PROBLEM: Show only lines that include "Task".

Data items
━━━
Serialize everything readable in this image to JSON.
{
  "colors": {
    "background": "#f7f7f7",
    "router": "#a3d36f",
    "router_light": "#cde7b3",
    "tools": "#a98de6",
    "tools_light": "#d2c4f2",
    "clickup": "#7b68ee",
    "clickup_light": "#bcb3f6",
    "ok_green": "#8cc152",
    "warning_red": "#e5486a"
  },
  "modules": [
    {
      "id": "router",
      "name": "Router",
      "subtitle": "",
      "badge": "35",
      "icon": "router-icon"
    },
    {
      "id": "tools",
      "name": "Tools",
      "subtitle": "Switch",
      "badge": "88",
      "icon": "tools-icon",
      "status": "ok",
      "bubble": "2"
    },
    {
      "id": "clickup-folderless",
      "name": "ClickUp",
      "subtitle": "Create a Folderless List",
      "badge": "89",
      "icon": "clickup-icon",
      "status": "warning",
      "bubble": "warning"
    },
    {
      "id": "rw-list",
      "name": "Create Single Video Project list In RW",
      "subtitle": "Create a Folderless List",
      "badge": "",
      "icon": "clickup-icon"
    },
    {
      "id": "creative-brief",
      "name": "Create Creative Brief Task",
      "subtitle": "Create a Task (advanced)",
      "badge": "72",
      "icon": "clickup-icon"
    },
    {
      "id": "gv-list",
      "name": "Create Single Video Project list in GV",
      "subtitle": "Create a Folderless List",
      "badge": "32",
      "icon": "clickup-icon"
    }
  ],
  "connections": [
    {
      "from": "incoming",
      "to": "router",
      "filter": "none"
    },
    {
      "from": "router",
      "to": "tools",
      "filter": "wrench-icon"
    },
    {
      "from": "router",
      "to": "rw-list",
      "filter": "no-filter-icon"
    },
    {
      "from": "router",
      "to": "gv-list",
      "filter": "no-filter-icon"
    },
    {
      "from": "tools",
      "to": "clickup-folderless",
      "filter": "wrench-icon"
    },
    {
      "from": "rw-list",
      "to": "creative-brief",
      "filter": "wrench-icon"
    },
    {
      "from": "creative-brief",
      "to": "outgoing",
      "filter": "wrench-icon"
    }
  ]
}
━━━
EXERCISE RESPONSE:
      "name": "Create Creative Brief Task",
      "subtitle": "Create a Task (advanced)",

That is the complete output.